REQUIREMENT:
Check every line for the word "области" and give the number of lines where it occurs, nothing else.

RECORDS FOR THE TASK:
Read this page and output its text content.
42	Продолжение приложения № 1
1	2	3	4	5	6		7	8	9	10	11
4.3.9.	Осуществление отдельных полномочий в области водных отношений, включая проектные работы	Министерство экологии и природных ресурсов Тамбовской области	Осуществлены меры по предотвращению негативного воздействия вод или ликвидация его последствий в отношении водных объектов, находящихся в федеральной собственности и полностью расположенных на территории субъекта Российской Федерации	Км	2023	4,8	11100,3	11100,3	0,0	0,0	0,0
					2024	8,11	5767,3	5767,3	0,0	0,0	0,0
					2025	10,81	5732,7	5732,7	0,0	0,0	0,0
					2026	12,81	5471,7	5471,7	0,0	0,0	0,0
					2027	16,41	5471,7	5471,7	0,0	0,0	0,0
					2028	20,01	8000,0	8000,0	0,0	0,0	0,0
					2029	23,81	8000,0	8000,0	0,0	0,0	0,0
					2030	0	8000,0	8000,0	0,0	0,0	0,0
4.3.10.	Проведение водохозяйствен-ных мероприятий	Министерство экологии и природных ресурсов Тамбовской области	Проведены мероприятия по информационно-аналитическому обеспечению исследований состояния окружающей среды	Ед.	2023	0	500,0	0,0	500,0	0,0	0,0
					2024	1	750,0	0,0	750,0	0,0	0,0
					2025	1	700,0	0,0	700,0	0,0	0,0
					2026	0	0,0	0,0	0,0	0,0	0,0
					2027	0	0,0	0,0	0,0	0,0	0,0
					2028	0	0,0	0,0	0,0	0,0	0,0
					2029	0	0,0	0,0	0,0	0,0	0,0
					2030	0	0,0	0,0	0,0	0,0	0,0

TASK ANSWER:
2